(Dataset entries on figures)

========

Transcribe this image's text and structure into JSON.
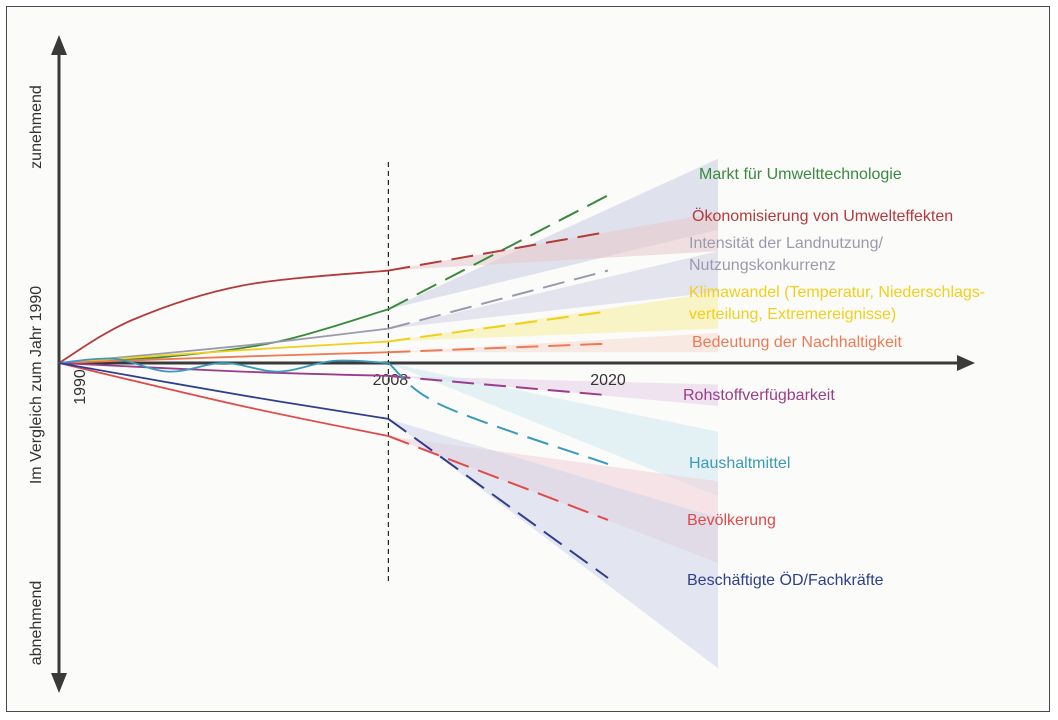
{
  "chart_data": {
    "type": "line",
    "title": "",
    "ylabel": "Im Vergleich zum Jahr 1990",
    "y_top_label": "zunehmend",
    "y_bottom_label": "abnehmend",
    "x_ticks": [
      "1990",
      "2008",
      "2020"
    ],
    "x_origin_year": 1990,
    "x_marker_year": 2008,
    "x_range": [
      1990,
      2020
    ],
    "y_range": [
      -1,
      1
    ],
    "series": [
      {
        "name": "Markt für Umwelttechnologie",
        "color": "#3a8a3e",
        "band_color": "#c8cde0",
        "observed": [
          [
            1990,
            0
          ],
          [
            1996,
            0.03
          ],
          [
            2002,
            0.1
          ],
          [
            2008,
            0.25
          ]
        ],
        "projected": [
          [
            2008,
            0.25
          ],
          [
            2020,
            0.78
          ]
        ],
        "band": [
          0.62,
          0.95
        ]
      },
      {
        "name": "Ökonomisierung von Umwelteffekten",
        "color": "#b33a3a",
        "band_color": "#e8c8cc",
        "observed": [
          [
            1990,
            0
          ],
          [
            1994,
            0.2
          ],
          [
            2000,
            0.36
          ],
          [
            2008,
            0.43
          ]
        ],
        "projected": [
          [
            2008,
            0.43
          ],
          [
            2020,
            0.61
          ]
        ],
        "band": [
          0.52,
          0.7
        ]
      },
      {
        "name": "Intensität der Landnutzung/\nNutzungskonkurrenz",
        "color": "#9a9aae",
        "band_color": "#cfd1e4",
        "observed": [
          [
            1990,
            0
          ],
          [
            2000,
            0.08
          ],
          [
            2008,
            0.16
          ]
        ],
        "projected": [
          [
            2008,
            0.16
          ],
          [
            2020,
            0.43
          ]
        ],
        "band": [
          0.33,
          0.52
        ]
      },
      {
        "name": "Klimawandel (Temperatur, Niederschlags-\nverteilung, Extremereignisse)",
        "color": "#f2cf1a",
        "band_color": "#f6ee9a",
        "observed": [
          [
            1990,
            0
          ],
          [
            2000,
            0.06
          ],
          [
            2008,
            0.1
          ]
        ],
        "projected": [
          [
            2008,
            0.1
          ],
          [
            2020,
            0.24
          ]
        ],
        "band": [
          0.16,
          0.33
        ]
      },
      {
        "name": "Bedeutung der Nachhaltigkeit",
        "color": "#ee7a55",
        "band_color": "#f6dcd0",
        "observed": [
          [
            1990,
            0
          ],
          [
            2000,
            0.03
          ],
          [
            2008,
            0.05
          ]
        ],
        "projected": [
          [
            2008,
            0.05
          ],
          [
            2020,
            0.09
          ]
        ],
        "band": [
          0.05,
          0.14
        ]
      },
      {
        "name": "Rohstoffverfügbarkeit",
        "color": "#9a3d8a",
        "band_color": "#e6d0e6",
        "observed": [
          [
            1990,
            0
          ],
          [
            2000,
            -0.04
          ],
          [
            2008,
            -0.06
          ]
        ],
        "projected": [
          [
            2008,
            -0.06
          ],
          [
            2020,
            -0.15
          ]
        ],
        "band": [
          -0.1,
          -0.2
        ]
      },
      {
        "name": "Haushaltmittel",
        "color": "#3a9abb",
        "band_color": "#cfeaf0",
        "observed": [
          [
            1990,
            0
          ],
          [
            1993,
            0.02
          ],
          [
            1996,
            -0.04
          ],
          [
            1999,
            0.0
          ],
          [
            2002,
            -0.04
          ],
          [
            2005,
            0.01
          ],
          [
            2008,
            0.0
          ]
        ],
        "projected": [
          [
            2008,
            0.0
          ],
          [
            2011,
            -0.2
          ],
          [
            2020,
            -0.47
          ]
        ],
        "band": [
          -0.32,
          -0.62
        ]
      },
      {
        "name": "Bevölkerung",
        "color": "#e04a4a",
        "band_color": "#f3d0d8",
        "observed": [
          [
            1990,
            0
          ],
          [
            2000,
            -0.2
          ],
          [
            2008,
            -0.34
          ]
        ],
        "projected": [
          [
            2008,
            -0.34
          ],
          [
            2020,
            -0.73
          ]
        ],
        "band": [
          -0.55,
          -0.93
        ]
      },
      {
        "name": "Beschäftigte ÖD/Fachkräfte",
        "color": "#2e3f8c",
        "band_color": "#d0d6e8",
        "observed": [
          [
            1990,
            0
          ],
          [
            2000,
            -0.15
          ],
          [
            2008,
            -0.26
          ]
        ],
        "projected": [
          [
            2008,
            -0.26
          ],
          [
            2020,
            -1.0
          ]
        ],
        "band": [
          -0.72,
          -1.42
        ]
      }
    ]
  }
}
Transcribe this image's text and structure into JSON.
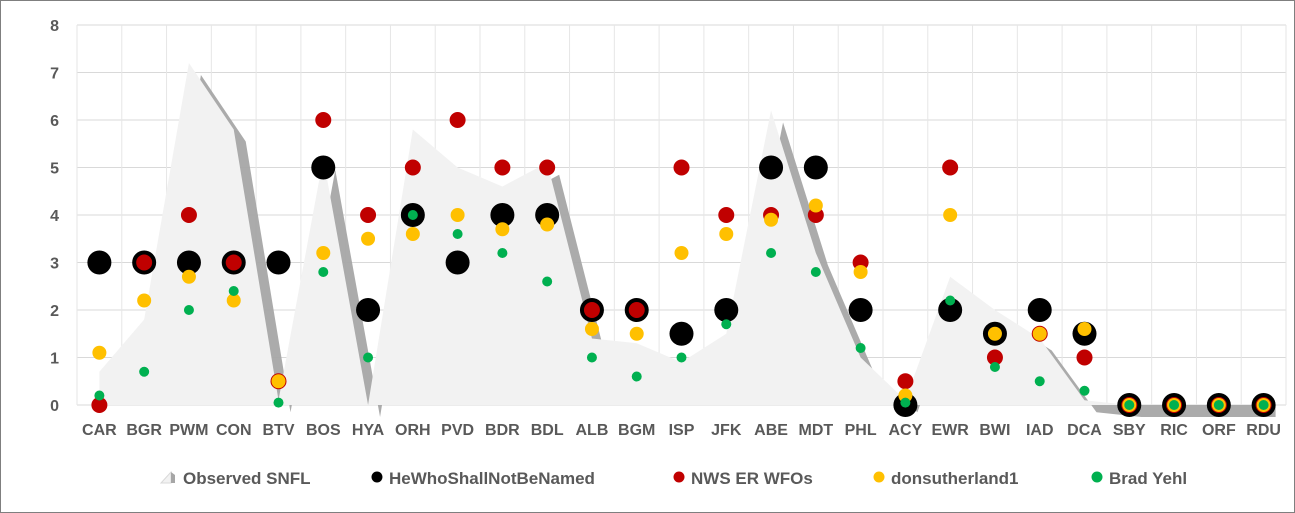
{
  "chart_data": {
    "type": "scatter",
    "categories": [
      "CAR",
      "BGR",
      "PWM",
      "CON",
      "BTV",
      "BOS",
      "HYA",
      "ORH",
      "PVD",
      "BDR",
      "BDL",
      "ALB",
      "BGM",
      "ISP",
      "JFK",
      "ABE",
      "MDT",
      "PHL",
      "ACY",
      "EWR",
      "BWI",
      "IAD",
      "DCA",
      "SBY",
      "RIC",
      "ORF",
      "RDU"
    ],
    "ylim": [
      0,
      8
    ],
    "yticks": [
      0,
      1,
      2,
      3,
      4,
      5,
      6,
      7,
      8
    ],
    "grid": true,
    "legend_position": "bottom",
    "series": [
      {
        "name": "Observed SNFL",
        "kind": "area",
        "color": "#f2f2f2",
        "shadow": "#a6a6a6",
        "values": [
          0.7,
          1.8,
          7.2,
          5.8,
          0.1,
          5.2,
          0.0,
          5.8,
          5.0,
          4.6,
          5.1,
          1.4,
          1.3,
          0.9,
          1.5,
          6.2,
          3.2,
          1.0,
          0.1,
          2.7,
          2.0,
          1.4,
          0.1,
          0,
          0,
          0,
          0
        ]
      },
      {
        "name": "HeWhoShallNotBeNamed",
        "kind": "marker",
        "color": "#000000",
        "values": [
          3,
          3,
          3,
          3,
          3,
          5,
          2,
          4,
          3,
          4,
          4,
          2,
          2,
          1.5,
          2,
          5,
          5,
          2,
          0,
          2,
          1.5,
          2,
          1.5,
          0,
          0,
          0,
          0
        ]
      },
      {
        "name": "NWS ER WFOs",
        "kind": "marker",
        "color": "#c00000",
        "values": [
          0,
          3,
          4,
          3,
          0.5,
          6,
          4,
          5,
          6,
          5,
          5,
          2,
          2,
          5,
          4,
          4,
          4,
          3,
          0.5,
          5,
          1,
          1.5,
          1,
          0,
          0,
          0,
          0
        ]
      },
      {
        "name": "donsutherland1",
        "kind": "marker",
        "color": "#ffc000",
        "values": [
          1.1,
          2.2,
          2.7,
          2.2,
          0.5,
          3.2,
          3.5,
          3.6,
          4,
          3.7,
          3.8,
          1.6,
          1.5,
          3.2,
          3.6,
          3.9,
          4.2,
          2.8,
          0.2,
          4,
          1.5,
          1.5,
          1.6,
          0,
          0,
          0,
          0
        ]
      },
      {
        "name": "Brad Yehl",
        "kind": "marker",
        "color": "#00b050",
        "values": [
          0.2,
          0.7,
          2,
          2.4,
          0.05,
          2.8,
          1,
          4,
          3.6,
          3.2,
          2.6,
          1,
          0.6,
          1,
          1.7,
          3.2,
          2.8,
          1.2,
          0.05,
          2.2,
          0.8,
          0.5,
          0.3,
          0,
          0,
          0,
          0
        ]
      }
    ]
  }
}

========

**Task requirements:** Leave out the pictures and output every record above precisely as given.

**Expected output:**
Transcribe this image's text and structure into JSON.
{
  "chart_data": {
    "type": "line",
    "title": "",
    "ylabel": "Im Vergleich zum Jahr 1990",
    "y_top_label": "zunehmend",
    "y_bottom_label": "abnehmend",
    "x_ticks": [
      "1990",
      "2008",
      "2020"
    ],
    "x_origin_year": 1990,
    "x_marker_year": 2008,
    "x_range": [
      1990,
      2020
    ],
    "y_range": [
      -1,
      1
    ],
    "series": [
      {
        "name": "Markt für Umwelttechnologie",
        "color": "#3a8a3e",
        "band_color": "#c8cde0",
        "observed": [
          [
            1990,
            0
          ],
          [
            1996,
            0.03
          ],
          [
            2002,
            0.1
          ],
          [
            2008,
            0.25
          ]
        ],
        "projected": [
          [
            2008,
            0.25
          ],
          [
            2020,
            0.78
          ]
        ],
        "band": [
          0.62,
          0.95
        ]
      },
      {
        "name": "Ökonomisierung von Umwelteffekten",
        "color": "#b33a3a",
        "band_color": "#e8c8cc",
        "observed": [
          [
            1990,
            0
          ],
          [
            1994,
            0.2
          ],
          [
            2000,
            0.36
          ],
          [
            2008,
            0.43
          ]
        ],
        "projected": [
          [
            2008,
            0.43
          ],
          [
            2020,
            0.61
          ]
        ],
        "band": [
          0.52,
          0.7
        ]
      },
      {
        "name": "Intensität der Landnutzung/\nNutzungskonkurrenz",
        "color": "#9a9aae",
        "band_color": "#cfd1e4",
        "observed": [
          [
            1990,
            0
          ],
          [
            2000,
            0.08
          ],
          [
            2008,
            0.16
          ]
        ],
        "projected": [
          [
            2008,
            0.16
          ],
          [
            2020,
            0.43
          ]
        ],
        "band": [
          0.33,
          0.52
        ]
      },
      {
        "name": "Klimawandel (Temperatur, Niederschlags-\nverteilung, Extremereignisse)",
        "color": "#f2cf1a",
        "band_color": "#f6ee9a",
        "observed": [
          [
            1990,
            0
          ],
          [
            2000,
            0.06
          ],
          [
            2008,
            0.1
          ]
        ],
        "projected": [
          [
            2008,
            0.1
          ],
          [
            2020,
            0.24
          ]
        ],
        "band": [
          0.16,
          0.33
        ]
      },
      {
        "name": "Bedeutung der Nachhaltigkeit",
        "color": "#ee7a55",
        "band_color": "#f6dcd0",
        "observed": [
          [
            1990,
            0
          ],
          [
            2000,
            0.03
          ],
          [
            2008,
            0.05
          ]
        ],
        "projected": [
          [
            2008,
            0.05
          ],
          [
            2020,
            0.09
          ]
        ],
        "band": [
          0.05,
          0.14
        ]
      },
      {
        "name": "Rohstoffverfügbarkeit",
        "color": "#9a3d8a",
        "band_color": "#e6d0e6",
        "observed": [
          [
            1990,
            0
          ],
          [
            2000,
            -0.04
          ],
          [
            2008,
            -0.06
          ]
        ],
        "projected": [
          [
            2008,
            -0.06
          ],
          [
            2020,
            -0.15
          ]
        ],
        "band": [
          -0.1,
          -0.2
        ]
      },
      {
        "name": "Haushaltmittel",
        "color": "#3a9abb",
        "band_color": "#cfeaf0",
        "observed": [
          [
            1990,
            0
          ],
          [
            1993,
            0.02
          ],
          [
            1996,
            -0.04
          ],
          [
            1999,
            0.0
          ],
          [
            2002,
            -0.04
          ],
          [
            2005,
            0.01
          ],
          [
            2008,
            0.0
          ]
        ],
        "projected": [
          [
            2008,
            0.0
          ],
          [
            2011,
            -0.2
          ],
          [
            2020,
            -0.47
          ]
        ],
        "band": [
          -0.32,
          -0.62
        ]
      },
      {
        "name": "Bevölkerung",
        "color": "#e04a4a",
        "band_color": "#f3d0d8",
        "observed": [
          [
            1990,
            0
          ],
          [
            2000,
            -0.2
          ],
          [
            2008,
            -0.34
          ]
        ],
        "projected": [
          [
            2008,
            -0.34
          ],
          [
            2020,
            -0.73
          ]
        ],
        "band": [
          -0.55,
          -0.93
        ]
      },
      {
        "name": "Beschäftigte ÖD/Fachkräfte",
        "color": "#2e3f8c",
        "band_color": "#d0d6e8",
        "observed": [
          [
            1990,
            0
          ],
          [
            2000,
            -0.15
          ],
          [
            2008,
            -0.26
          ]
        ],
        "projected": [
          [
            2008,
            -0.26
          ],
          [
            2020,
            -1.0
          ]
        ],
        "band": [
          -0.72,
          -1.42
        ]
      }
    ]
  }
}
Transcribe this image's text and structure into JSON.
{
  "chart_data": {
    "type": "scatter",
    "categories": [
      "CAR",
      "BGR",
      "PWM",
      "CON",
      "BTV",
      "BOS",
      "HYA",
      "ORH",
      "PVD",
      "BDR",
      "BDL",
      "ALB",
      "BGM",
      "ISP",
      "JFK",
      "ABE",
      "MDT",
      "PHL",
      "ACY",
      "EWR",
      "BWI",
      "IAD",
      "DCA",
      "SBY",
      "RIC",
      "ORF",
      "RDU"
    ],
    "ylim": [
      0,
      8
    ],
    "yticks": [
      0,
      1,
      2,
      3,
      4,
      5,
      6,
      7,
      8
    ],
    "grid": true,
    "legend_position": "bottom",
    "series": [
      {
        "name": "Observed SNFL",
        "kind": "area",
        "color": "#f2f2f2",
        "shadow": "#a6a6a6",
        "values": [
          0.7,
          1.8,
          7.2,
          5.8,
          0.1,
          5.2,
          0.0,
          5.8,
          5.0,
          4.6,
          5.1,
          1.4,
          1.3,
          0.9,
          1.5,
          6.2,
          3.2,
          1.0,
          0.1,
          2.7,
          2.0,
          1.4,
          0.1,
          0,
          0,
          0,
          0
        ]
      },
      {
        "name": "HeWhoShallNotBeNamed",
        "kind": "marker",
        "color": "#000000",
        "values": [
          3,
          3,
          3,
          3,
          3,
          5,
          2,
          4,
          3,
          4,
          4,
          2,
          2,
          1.5,
          2,
          5,
          5,
          2,
          0,
          2,
          1.5,
          2,
          1.5,
          0,
          0,
          0,
          0
        ]
      },
      {
        "name": "NWS ER WFOs",
        "kind": "marker",
        "color": "#c00000",
        "values": [
          0,
          3,
          4,
          3,
          0.5,
          6,
          4,
          5,
          6,
          5,
          5,
          2,
          2,
          5,
          4,
          4,
          4,
          3,
          0.5,
          5,
          1,
          1.5,
          1,
          0,
          0,
          0,
          0
        ]
      },
      {
        "name": "donsutherland1",
        "kind": "marker",
        "color": "#ffc000",
        "values": [
          1.1,
          2.2,
          2.7,
          2.2,
          0.5,
          3.2,
          3.5,
          3.6,
          4,
          3.7,
          3.8,
          1.6,
          1.5,
          3.2,
          3.6,
          3.9,
          4.2,
          2.8,
          0.2,
          4,
          1.5,
          1.5,
          1.6,
          0,
          0,
          0,
          0
        ]
      },
      {
        "name": "Brad Yehl",
        "kind": "marker",
        "color": "#00b050",
        "values": [
          0.2,
          0.7,
          2,
          2.4,
          0.05,
          2.8,
          1,
          4,
          3.6,
          3.2,
          2.6,
          1,
          0.6,
          1,
          1.7,
          3.2,
          2.8,
          1.2,
          0.05,
          2.2,
          0.8,
          0.5,
          0.3,
          0,
          0,
          0,
          0
        ]
      }
    ]
  }
}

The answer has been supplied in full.